━━━━━ MATERIAL FOR THE TASK ━━━━━

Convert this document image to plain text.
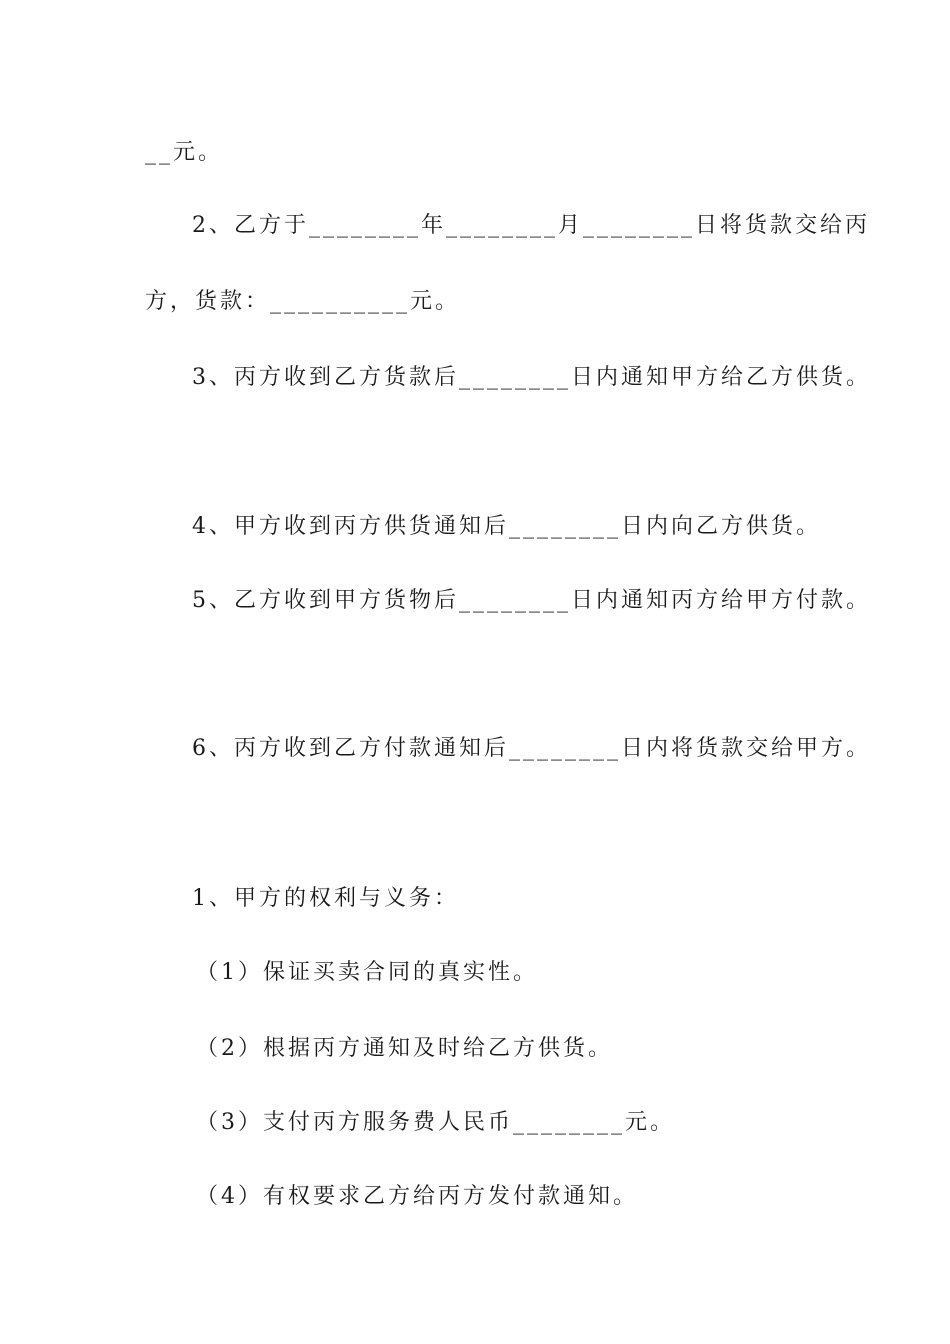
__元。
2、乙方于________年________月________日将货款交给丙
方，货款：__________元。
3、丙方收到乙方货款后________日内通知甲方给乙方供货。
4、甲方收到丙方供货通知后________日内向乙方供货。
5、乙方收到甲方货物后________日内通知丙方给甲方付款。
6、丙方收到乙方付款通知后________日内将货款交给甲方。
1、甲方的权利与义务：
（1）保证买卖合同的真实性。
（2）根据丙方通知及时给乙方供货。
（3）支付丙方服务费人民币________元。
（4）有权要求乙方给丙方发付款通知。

━━━━━
━━━━━ MATERIAL FOR THE TASK ━━━━━

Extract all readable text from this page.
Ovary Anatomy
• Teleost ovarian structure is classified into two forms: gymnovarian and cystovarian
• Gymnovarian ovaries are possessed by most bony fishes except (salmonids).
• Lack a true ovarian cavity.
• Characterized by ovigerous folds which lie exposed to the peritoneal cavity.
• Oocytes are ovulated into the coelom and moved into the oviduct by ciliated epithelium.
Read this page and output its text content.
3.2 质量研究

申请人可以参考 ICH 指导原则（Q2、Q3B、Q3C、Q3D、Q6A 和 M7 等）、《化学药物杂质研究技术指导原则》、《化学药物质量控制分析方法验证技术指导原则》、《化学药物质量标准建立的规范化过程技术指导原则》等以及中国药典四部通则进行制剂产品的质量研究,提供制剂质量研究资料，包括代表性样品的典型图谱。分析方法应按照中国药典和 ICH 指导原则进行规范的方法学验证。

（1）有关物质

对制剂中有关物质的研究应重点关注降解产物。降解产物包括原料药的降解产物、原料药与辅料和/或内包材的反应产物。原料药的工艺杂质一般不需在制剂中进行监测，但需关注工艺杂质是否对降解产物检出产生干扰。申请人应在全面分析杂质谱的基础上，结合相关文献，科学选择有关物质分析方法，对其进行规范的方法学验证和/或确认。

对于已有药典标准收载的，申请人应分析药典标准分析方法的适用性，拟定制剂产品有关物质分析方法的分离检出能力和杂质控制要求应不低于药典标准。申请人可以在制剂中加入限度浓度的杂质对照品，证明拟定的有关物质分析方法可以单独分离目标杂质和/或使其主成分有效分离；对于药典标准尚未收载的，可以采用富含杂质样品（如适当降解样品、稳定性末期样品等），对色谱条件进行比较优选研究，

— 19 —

━━━━━
━━━━━ MATERIAL FOR THE TASK ━━━━━

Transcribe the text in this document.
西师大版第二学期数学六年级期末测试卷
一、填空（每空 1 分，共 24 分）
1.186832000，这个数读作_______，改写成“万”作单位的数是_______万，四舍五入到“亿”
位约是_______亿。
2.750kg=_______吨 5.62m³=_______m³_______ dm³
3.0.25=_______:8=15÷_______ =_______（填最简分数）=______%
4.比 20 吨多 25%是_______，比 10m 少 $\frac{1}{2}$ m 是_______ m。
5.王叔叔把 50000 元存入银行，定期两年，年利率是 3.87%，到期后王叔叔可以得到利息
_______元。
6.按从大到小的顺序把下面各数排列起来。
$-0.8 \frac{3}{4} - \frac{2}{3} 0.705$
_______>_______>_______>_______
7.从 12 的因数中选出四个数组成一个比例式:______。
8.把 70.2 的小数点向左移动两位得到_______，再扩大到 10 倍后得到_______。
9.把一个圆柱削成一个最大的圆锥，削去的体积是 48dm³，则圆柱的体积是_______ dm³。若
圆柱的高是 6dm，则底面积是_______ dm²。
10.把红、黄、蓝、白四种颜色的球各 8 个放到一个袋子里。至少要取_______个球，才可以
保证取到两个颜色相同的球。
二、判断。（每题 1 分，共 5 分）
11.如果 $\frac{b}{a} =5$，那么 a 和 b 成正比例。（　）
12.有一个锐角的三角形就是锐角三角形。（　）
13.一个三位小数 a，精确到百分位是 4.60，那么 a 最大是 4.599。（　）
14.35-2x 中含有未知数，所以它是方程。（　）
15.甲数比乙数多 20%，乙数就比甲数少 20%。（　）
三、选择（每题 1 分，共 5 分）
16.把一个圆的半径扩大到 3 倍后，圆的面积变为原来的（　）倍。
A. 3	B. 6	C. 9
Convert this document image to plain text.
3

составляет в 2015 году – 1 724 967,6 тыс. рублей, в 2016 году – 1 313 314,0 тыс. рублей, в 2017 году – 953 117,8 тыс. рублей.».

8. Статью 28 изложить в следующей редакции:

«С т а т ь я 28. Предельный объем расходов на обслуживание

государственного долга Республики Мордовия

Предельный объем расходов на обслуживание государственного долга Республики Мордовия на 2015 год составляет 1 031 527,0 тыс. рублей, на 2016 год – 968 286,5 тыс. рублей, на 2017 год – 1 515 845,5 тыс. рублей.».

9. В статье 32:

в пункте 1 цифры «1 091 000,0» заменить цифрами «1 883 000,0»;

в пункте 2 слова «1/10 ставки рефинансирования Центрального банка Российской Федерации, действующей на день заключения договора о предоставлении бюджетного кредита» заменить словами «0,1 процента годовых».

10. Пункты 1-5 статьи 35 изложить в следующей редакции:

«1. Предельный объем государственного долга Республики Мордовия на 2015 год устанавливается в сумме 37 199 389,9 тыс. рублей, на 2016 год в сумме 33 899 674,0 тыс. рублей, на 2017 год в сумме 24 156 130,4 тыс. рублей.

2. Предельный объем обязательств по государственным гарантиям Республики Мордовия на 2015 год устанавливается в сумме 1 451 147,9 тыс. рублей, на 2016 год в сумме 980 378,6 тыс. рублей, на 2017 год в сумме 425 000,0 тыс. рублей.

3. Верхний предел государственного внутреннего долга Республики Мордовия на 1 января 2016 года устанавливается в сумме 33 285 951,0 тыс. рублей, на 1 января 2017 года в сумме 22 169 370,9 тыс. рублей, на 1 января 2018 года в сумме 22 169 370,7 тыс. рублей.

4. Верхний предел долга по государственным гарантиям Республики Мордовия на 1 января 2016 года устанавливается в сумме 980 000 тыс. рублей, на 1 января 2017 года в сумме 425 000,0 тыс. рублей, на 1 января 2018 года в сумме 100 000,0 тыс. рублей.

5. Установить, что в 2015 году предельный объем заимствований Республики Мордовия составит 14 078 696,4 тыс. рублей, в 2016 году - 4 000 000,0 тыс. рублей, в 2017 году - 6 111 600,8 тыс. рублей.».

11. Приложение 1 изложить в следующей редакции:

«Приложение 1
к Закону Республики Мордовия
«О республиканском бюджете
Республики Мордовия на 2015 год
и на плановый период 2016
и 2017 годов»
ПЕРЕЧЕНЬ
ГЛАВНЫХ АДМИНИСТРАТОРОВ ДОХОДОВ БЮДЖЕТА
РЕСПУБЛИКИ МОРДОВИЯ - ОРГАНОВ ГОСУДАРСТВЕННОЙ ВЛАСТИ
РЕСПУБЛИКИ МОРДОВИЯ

━━━━━

Write down only how many lines in the listing contain the word "устанавливается".

RESULT OF THIS TASK =
4